*WORK TO COMPLETE*
Leave out the pictures and copy the remaining records exactly.

-- Start of DATASET RECORDS --

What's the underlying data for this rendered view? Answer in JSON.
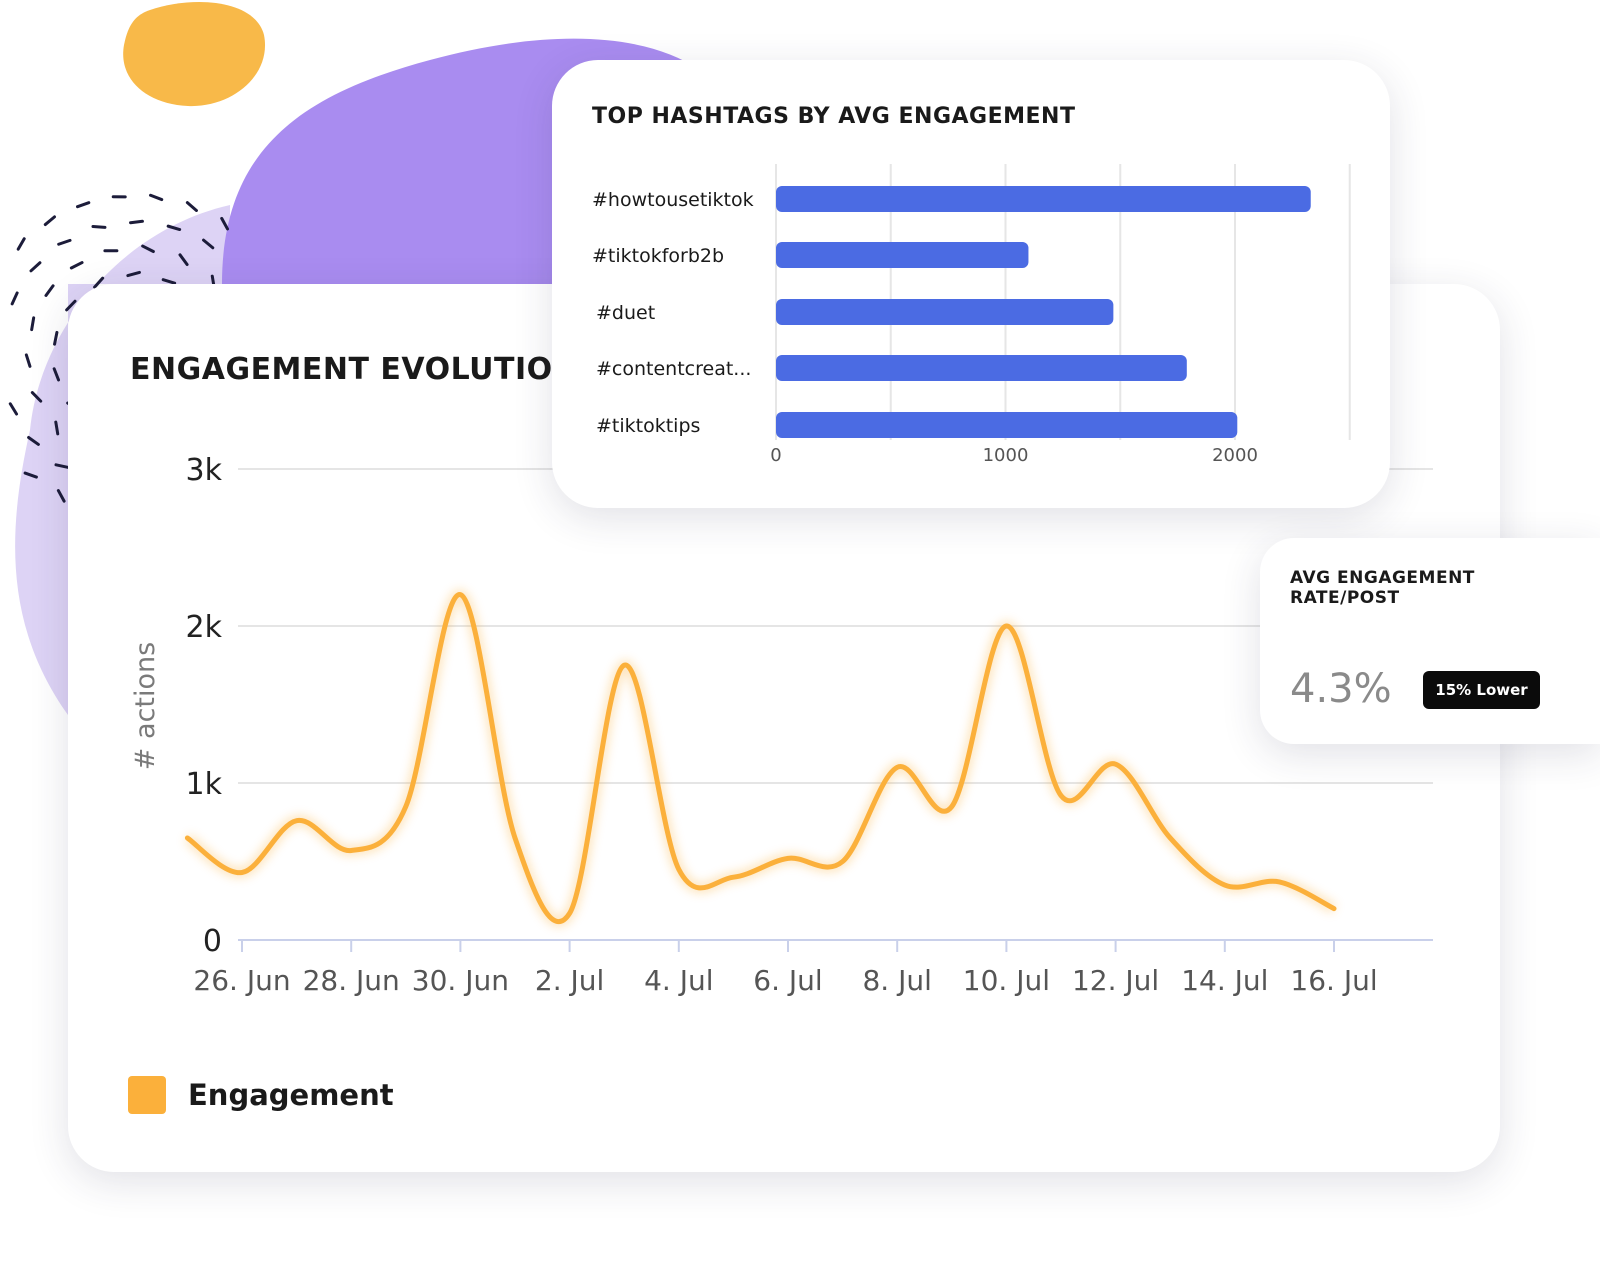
{
  "colors": {
    "accent_orange": "#fbb03b",
    "bar_blue": "#4b6be3",
    "blob_purple": "#a98cf0",
    "blob_lavender": "#ddd3f5",
    "blob_orange": "#f8b949",
    "badge_bg": "#0b0b0b"
  },
  "engagement_card": {
    "title": "ENGAGEMENT EVOLUTION",
    "legend_label": "Engagement"
  },
  "hashtags_card": {
    "title": "TOP HASHTAGS BY AVG ENGAGEMENT"
  },
  "kpi_card": {
    "label": "AVG ENGAGEMENT RATE/POST",
    "value": "4.3%",
    "badge": "15% Lower"
  },
  "chart_data": [
    {
      "type": "line",
      "ylabel": "# actions",
      "xlabel": "",
      "ylim": [
        0,
        3000
      ],
      "yticks": [
        0,
        1000,
        2000,
        3000
      ],
      "ytick_labels": [
        "0",
        "1k",
        "2k",
        "3k"
      ],
      "xticks": [
        "2023-06-26",
        "2023-06-28",
        "2023-06-30",
        "2023-07-02",
        "2023-07-04",
        "2023-07-06",
        "2023-07-08",
        "2023-07-10",
        "2023-07-12",
        "2023-07-14",
        "2023-07-16"
      ],
      "xtick_labels": [
        "26. Jun",
        "28. Jun",
        "30. Jun",
        "2. Jul",
        "4. Jul",
        "6. Jul",
        "8. Jul",
        "10. Jul",
        "12. Jul",
        "14. Jul",
        "16. Jul"
      ],
      "grid": true,
      "legend_position": "bottom-left",
      "series": [
        {
          "name": "Engagement",
          "color": "#fbb03b",
          "x": [
            "2023-06-25",
            "2023-06-26",
            "2023-06-27",
            "2023-06-28",
            "2023-06-29",
            "2023-06-30",
            "2023-07-01",
            "2023-07-02",
            "2023-07-03",
            "2023-07-04",
            "2023-07-05",
            "2023-07-06",
            "2023-07-07",
            "2023-07-08",
            "2023-07-09",
            "2023-07-10",
            "2023-07-11",
            "2023-07-12",
            "2023-07-13",
            "2023-07-14",
            "2023-07-15",
            "2023-07-16"
          ],
          "values": [
            650,
            430,
            760,
            570,
            850,
            2200,
            650,
            170,
            1750,
            450,
            400,
            520,
            500,
            1100,
            850,
            2000,
            920,
            1120,
            650,
            350,
            370,
            200
          ]
        }
      ]
    },
    {
      "type": "bar",
      "orientation": "horizontal",
      "categories": [
        "#howtousetiktok",
        "#tiktokforb2b",
        "#duet",
        "#contentcreat...",
        "#tiktoktips"
      ],
      "values": [
        2330,
        1100,
        1470,
        1790,
        2010
      ],
      "xlim": [
        0,
        2500
      ],
      "xticks": [
        0,
        1000,
        2000
      ],
      "xtick_labels": [
        "0",
        "1000",
        "2000"
      ],
      "grid": true,
      "color": "#4b6be3"
    }
  ]
}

-- End of DATASET RECORDS --

*CORRECT RESULT*
What's the underlying data for this rendered view? Answer in JSON.
{
  "colors": {
    "accent_orange": "#fbb03b",
    "bar_blue": "#4b6be3",
    "blob_purple": "#a98cf0",
    "blob_lavender": "#ddd3f5",
    "blob_orange": "#f8b949",
    "badge_bg": "#0b0b0b"
  },
  "engagement_card": {
    "title": "ENGAGEMENT EVOLUTION",
    "legend_label": "Engagement"
  },
  "hashtags_card": {
    "title": "TOP HASHTAGS BY AVG ENGAGEMENT"
  },
  "kpi_card": {
    "label": "AVG ENGAGEMENT RATE/POST",
    "value": "4.3%",
    "badge": "15% Lower"
  },
  "chart_data": [
    {
      "type": "line",
      "ylabel": "# actions",
      "xlabel": "",
      "ylim": [
        0,
        3000
      ],
      "yticks": [
        0,
        1000,
        2000,
        3000
      ],
      "ytick_labels": [
        "0",
        "1k",
        "2k",
        "3k"
      ],
      "xticks": [
        "2023-06-26",
        "2023-06-28",
        "2023-06-30",
        "2023-07-02",
        "2023-07-04",
        "2023-07-06",
        "2023-07-08",
        "2023-07-10",
        "2023-07-12",
        "2023-07-14",
        "2023-07-16"
      ],
      "xtick_labels": [
        "26. Jun",
        "28. Jun",
        "30. Jun",
        "2. Jul",
        "4. Jul",
        "6. Jul",
        "8. Jul",
        "10. Jul",
        "12. Jul",
        "14. Jul",
        "16. Jul"
      ],
      "grid": true,
      "legend_position": "bottom-left",
      "series": [
        {
          "name": "Engagement",
          "color": "#fbb03b",
          "x": [
            "2023-06-25",
            "2023-06-26",
            "2023-06-27",
            "2023-06-28",
            "2023-06-29",
            "2023-06-30",
            "2023-07-01",
            "2023-07-02",
            "2023-07-03",
            "2023-07-04",
            "2023-07-05",
            "2023-07-06",
            "2023-07-07",
            "2023-07-08",
            "2023-07-09",
            "2023-07-10",
            "2023-07-11",
            "2023-07-12",
            "2023-07-13",
            "2023-07-14",
            "2023-07-15",
            "2023-07-16"
          ],
          "values": [
            650,
            430,
            760,
            570,
            850,
            2200,
            650,
            170,
            1750,
            450,
            400,
            520,
            500,
            1100,
            850,
            2000,
            920,
            1120,
            650,
            350,
            370,
            200
          ]
        }
      ]
    },
    {
      "type": "bar",
      "orientation": "horizontal",
      "categories": [
        "#howtousetiktok",
        "#tiktokforb2b",
        "#duet",
        "#contentcreat...",
        "#tiktoktips"
      ],
      "values": [
        2330,
        1100,
        1470,
        1790,
        2010
      ],
      "xlim": [
        0,
        2500
      ],
      "xticks": [
        0,
        1000,
        2000
      ],
      "xtick_labels": [
        "0",
        "1000",
        "2000"
      ],
      "grid": true,
      "color": "#4b6be3"
    }
  ]
}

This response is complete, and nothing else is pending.